EXERCISE INSTRUCTIONS »
All of the data below should be written out exactly.

LISTED RECORDS »
+===+

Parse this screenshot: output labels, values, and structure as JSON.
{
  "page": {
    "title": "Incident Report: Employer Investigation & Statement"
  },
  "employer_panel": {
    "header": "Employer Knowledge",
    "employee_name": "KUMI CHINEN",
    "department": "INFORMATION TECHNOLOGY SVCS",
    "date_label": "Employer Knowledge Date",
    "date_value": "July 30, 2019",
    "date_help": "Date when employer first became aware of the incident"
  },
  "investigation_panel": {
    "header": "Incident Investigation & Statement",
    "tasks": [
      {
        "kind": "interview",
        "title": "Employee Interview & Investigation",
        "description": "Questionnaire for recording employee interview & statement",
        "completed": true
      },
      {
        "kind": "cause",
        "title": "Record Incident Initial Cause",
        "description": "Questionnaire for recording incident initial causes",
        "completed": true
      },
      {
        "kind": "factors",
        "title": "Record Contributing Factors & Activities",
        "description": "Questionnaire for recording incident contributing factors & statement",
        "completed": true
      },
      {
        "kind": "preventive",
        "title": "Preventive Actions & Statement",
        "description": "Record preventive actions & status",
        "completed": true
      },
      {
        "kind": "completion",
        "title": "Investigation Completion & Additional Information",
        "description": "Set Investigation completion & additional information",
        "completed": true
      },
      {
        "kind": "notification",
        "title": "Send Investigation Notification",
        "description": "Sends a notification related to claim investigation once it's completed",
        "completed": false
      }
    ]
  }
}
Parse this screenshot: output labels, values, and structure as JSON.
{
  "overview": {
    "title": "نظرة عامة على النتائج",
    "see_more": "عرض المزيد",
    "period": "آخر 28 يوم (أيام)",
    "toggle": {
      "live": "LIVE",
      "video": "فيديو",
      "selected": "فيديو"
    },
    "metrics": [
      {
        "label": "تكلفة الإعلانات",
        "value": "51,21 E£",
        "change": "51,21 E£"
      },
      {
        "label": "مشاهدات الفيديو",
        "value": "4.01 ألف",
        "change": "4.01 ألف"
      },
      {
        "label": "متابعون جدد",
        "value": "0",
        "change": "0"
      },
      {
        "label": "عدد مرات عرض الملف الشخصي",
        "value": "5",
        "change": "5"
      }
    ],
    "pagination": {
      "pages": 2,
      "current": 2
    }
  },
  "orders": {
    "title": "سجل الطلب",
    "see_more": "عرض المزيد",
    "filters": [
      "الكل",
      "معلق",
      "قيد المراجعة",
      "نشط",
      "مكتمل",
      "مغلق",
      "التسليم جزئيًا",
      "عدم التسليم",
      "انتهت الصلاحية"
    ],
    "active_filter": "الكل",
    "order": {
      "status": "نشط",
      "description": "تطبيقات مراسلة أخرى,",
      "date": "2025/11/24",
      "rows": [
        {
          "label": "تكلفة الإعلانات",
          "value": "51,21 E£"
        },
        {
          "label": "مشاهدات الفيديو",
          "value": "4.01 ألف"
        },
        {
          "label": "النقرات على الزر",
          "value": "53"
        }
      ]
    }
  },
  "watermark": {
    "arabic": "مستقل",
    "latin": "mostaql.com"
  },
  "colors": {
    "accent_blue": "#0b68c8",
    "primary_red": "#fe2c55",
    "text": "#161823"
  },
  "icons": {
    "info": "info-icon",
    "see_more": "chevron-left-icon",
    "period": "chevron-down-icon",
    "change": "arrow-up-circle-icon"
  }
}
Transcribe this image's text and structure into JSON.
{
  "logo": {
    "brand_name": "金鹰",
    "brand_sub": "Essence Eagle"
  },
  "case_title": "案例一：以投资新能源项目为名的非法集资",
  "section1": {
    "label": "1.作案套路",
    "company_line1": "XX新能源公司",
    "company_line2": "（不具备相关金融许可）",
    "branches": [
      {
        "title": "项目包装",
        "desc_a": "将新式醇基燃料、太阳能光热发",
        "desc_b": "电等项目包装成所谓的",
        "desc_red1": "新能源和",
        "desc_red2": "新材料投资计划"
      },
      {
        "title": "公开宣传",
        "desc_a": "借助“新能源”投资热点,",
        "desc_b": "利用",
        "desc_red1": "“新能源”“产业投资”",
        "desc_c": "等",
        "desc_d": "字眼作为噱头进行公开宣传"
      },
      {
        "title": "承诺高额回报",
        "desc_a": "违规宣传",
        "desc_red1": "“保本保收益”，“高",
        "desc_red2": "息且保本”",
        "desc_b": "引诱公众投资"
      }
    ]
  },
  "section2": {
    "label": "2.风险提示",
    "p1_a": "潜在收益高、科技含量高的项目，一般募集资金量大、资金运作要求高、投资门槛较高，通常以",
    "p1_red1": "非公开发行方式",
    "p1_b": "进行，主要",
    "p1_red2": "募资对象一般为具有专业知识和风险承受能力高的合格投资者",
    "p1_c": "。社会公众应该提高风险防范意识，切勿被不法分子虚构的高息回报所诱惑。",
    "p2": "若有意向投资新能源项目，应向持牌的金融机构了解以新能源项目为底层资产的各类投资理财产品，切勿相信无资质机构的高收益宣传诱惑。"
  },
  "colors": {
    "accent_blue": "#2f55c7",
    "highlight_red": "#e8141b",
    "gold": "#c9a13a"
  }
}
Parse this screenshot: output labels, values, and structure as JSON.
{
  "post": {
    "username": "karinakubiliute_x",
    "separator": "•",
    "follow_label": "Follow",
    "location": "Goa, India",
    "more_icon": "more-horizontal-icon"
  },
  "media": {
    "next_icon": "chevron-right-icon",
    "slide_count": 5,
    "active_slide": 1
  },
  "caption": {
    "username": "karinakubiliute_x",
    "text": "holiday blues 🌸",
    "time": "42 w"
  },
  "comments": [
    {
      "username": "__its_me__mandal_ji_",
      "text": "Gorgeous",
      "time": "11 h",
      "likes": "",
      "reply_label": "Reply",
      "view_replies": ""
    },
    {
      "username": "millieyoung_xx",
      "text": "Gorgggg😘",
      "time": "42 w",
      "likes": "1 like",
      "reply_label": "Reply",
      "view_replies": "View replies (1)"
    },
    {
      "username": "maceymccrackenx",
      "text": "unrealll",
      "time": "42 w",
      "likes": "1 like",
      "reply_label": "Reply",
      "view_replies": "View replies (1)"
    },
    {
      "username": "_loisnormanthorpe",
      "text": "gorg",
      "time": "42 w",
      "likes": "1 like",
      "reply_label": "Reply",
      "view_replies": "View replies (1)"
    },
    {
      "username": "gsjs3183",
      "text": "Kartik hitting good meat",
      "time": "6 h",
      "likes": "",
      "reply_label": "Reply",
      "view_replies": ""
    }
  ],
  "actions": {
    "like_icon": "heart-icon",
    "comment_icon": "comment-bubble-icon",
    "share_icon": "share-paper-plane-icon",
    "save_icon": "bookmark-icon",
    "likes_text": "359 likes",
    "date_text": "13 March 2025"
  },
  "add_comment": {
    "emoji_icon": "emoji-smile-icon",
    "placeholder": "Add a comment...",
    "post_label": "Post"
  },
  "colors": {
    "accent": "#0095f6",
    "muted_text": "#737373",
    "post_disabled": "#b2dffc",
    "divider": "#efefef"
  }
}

+===+

TASK SOLUTION »
Parse this screenshot: output labels, values, and structure as JSON.
{
  "page": {
    "title": "Incident Report: Employer Investigation & Statement"
  },
  "employer_panel": {
    "header": "Employer Knowledge",
    "employee_name": "KUMI CHINEN",
    "department": "INFORMATION TECHNOLOGY SVCS",
    "date_label": "Employer Knowledge Date",
    "date_value": "July 30, 2019",
    "date_help": "Date when employer first became aware of the incident"
  },
  "investigation_panel": {
    "header": "Incident Investigation & Statement",
    "tasks": [
      {
        "kind": "interview",
        "title": "Employee Interview & Investigation",
        "description": "Questionnaire for recording employee interview & statement",
        "completed": true
      },
      {
        "kind": "cause",
        "title": "Record Incident Initial Cause",
        "description": "Questionnaire for recording incident initial causes",
        "completed": true
      },
      {
        "kind": "factors",
        "title": "Record Contributing Factors & Activities",
        "description": "Questionnaire for recording incident contributing factors & statement",
        "completed": true
      },
      {
        "kind": "preventive",
        "title": "Preventive Actions & Statement",
        "description": "Record preventive actions & status",
        "completed": true
      },
      {
        "kind": "completion",
        "title": "Investigation Completion & Additional Information",
        "description": "Set Investigation completion & additional information",
        "completed": true
      },
      {
        "kind": "notification",
        "title": "Send Investigation Notification",
        "description": "Sends a notification related to claim investigation once it's completed",
        "completed": false
      }
    ]
  }
}
Parse this screenshot: output labels, values, and structure as JSON.
{
  "overview": {
    "title": "نظرة عامة على النتائج",
    "see_more": "عرض المزيد",
    "period": "آخر 28 يوم (أيام)",
    "toggle": {
      "live": "LIVE",
      "video": "فيديو",
      "selected": "فيديو"
    },
    "metrics": [
      {
        "label": "تكلفة الإعلانات",
        "value": "51,21 E£",
        "change": "51,21 E£"
      },
      {
        "label": "مشاهدات الفيديو",
        "value": "4.01 ألف",
        "change": "4.01 ألف"
      },
      {
        "label": "متابعون جدد",
        "value": "0",
        "change": "0"
      },
      {
        "label": "عدد مرات عرض الملف الشخصي",
        "value": "5",
        "change": "5"
      }
    ],
    "pagination": {
      "pages": 2,
      "current": 2
    }
  },
  "orders": {
    "title": "سجل الطلب",
    "see_more": "عرض المزيد",
    "filters": [
      "الكل",
      "معلق",
      "قيد المراجعة",
      "نشط",
      "مكتمل",
      "مغلق",
      "التسليم جزئيًا",
      "عدم التسليم",
      "انتهت الصلاحية"
    ],
    "active_filter": "الكل",
    "order": {
      "status": "نشط",
      "description": "تطبيقات مراسلة أخرى,",
      "date": "2025/11/24",
      "rows": [
        {
          "label": "تكلفة الإعلانات",
          "value": "51,21 E£"
        },
        {
          "label": "مشاهدات الفيديو",
          "value": "4.01 ألف"
        },
        {
          "label": "النقرات على الزر",
          "value": "53"
        }
      ]
    }
  },
  "watermark": {
    "arabic": "مستقل",
    "latin": "mostaql.com"
  },
  "colors": {
    "accent_blue": "#0b68c8",
    "primary_red": "#fe2c55",
    "text": "#161823"
  },
  "icons": {
    "info": "info-icon",
    "see_more": "chevron-left-icon",
    "period": "chevron-down-icon",
    "change": "arrow-up-circle-icon"
  }
}
Transcribe this image's text and structure into JSON.
{
  "logo": {
    "brand_name": "金鹰",
    "brand_sub": "Essence Eagle"
  },
  "case_title": "案例一：以投资新能源项目为名的非法集资",
  "section1": {
    "label": "1.作案套路",
    "company_line1": "XX新能源公司",
    "company_line2": "（不具备相关金融许可）",
    "branches": [
      {
        "title": "项目包装",
        "desc_a": "将新式醇基燃料、太阳能光热发",
        "desc_b": "电等项目包装成所谓的",
        "desc_red1": "新能源和",
        "desc_red2": "新材料投资计划"
      },
      {
        "title": "公开宣传",
        "desc_a": "借助“新能源”投资热点,",
        "desc_b": "利用",
        "desc_red1": "“新能源”“产业投资”",
        "desc_c": "等",
        "desc_d": "字眼作为噱头进行公开宣传"
      },
      {
        "title": "承诺高额回报",
        "desc_a": "违规宣传",
        "desc_red1": "“保本保收益”，“高",
        "desc_red2": "息且保本”",
        "desc_b": "引诱公众投资"
      }
    ]
  },
  "section2": {
    "label": "2.风险提示",
    "p1_a": "潜在收益高、科技含量高的项目，一般募集资金量大、资金运作要求高、投资门槛较高，通常以",
    "p1_red1": "非公开发行方式",
    "p1_b": "进行，主要",
    "p1_red2": "募资对象一般为具有专业知识和风险承受能力高的合格投资者",
    "p1_c": "。社会公众应该提高风险防范意识，切勿被不法分子虚构的高息回报所诱惑。",
    "p2": "若有意向投资新能源项目，应向持牌的金融机构了解以新能源项目为底层资产的各类投资理财产品，切勿相信无资质机构的高收益宣传诱惑。"
  },
  "colors": {
    "accent_blue": "#2f55c7",
    "highlight_red": "#e8141b",
    "gold": "#c9a13a"
  }
}
Parse this screenshot: output labels, values, and structure as JSON.
{
  "post": {
    "username": "karinakubiliute_x",
    "separator": "•",
    "follow_label": "Follow",
    "location": "Goa, India",
    "more_icon": "more-horizontal-icon"
  },
  "media": {
    "next_icon": "chevron-right-icon",
    "slide_count": 5,
    "active_slide": 1
  },
  "caption": {
    "username": "karinakubiliute_x",
    "text": "holiday blues 🌸",
    "time": "42 w"
  },
  "comments": [
    {
      "username": "__its_me__mandal_ji_",
      "text": "Gorgeous",
      "time": "11 h",
      "likes": "",
      "reply_label": "Reply",
      "view_replies": ""
    },
    {
      "username": "millieyoung_xx",
      "text": "Gorgggg😘",
      "time": "42 w",
      "likes": "1 like",
      "reply_label": "Reply",
      "view_replies": "View replies (1)"
    },
    {
      "username": "maceymccrackenx",
      "text": "unrealll",
      "time": "42 w",
      "likes": "1 like",
      "reply_label": "Reply",
      "view_replies": "View replies (1)"
    },
    {
      "username": "_loisnormanthorpe",
      "text": "gorg",
      "time": "42 w",
      "likes": "1 like",
      "reply_label": "Reply",
      "view_replies": "View replies (1)"
    },
    {
      "username": "gsjs3183",
      "text": "Kartik hitting good meat",
      "time": "6 h",
      "likes": "",
      "reply_label": "Reply",
      "view_replies": ""
    }
  ],
  "actions": {
    "like_icon": "heart-icon",
    "comment_icon": "comment-bubble-icon",
    "share_icon": "share-paper-plane-icon",
    "save_icon": "bookmark-icon",
    "likes_text": "359 likes",
    "date_text": "13 March 2025"
  },
  "add_comment": {
    "emoji_icon": "emoji-smile-icon",
    "placeholder": "Add a comment...",
    "post_label": "Post"
  },
  "colors": {
    "accent": "#0095f6",
    "muted_text": "#737373",
    "post_disabled": "#b2dffc",
    "divider": "#efefef"
  }
}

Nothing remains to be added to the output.